Count how many lines below include the string "sweetheart", and give that number without anything else.

======== SUPPLIED DATA ========

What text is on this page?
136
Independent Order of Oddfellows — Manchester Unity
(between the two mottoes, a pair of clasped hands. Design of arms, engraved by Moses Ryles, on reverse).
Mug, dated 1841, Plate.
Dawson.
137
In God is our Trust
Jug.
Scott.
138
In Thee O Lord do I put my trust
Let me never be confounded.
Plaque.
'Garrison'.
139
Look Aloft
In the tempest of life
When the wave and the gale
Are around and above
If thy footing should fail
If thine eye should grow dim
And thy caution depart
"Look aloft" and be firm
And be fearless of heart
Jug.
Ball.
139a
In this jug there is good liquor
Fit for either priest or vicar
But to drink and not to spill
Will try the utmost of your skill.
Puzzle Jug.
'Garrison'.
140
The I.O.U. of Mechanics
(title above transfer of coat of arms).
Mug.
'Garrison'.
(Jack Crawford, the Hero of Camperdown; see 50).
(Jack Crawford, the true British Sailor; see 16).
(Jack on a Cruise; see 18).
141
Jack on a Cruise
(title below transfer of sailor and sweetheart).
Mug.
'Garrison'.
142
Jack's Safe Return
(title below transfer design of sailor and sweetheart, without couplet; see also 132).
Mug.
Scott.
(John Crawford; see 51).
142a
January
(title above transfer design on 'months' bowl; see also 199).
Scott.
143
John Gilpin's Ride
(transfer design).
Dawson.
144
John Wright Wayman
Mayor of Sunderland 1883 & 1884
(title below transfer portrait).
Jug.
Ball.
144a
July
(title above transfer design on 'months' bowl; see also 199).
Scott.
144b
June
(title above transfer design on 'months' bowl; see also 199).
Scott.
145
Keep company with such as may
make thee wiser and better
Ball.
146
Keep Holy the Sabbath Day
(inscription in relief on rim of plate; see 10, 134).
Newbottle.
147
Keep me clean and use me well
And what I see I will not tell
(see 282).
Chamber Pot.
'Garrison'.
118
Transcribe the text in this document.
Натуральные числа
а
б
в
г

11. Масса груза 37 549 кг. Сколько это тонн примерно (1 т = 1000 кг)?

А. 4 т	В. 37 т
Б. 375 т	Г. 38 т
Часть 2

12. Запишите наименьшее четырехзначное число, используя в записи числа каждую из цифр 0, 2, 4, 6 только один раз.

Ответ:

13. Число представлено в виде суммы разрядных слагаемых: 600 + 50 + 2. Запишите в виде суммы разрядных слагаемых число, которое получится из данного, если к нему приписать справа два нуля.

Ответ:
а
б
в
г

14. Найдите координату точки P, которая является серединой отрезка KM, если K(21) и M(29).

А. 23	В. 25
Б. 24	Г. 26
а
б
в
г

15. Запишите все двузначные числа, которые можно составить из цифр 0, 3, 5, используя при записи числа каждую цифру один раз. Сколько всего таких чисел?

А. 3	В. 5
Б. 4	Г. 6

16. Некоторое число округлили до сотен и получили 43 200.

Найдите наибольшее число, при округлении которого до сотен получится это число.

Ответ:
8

========
======== SUPPLIED DATA ========

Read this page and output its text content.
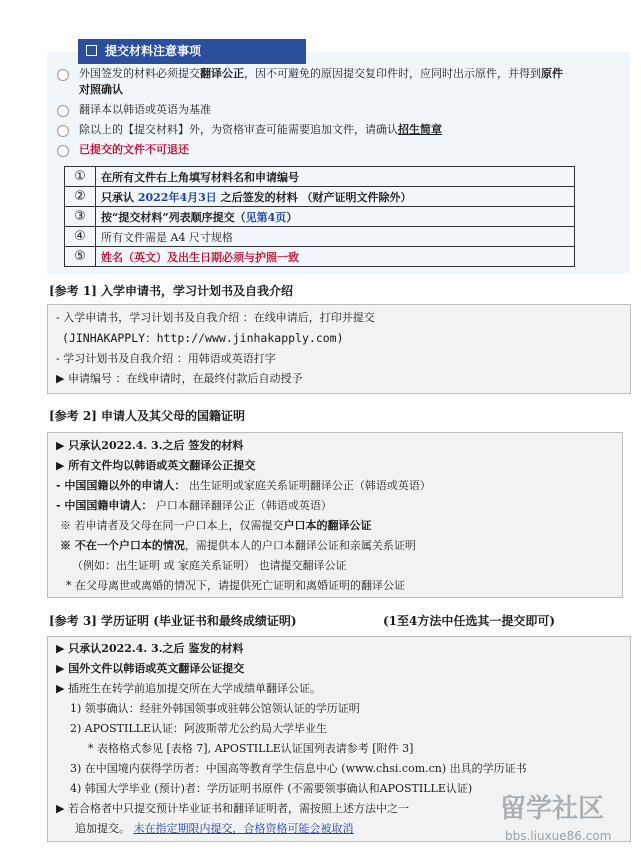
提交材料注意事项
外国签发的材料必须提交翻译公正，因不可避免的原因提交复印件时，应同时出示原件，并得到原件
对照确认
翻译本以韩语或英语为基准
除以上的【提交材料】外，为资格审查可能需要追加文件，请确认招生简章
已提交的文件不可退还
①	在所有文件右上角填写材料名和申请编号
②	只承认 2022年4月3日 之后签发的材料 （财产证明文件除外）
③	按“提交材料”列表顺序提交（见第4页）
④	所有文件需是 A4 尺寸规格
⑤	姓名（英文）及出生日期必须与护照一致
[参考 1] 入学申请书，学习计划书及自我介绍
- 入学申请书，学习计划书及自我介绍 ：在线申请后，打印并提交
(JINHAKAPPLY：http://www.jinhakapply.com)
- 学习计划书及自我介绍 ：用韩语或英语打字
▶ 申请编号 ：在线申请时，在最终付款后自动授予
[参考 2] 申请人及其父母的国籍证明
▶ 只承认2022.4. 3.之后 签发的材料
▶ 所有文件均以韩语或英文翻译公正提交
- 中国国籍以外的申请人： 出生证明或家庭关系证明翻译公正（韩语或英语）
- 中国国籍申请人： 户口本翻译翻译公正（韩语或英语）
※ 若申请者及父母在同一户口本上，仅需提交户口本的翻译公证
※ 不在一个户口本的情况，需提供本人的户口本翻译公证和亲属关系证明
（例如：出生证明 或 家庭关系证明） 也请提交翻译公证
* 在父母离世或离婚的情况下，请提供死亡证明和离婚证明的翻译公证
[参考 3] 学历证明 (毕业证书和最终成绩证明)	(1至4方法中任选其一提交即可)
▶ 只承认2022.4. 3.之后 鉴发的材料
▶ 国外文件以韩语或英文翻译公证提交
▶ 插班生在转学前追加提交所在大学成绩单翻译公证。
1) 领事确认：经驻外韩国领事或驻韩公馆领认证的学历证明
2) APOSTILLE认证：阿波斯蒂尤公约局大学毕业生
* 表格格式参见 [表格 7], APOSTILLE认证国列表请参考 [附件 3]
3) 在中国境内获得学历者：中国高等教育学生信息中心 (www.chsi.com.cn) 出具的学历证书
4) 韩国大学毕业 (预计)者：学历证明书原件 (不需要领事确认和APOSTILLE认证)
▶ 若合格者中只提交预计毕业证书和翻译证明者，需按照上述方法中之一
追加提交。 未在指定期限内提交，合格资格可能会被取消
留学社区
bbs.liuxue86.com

========

CORRECT RESPONSE: 2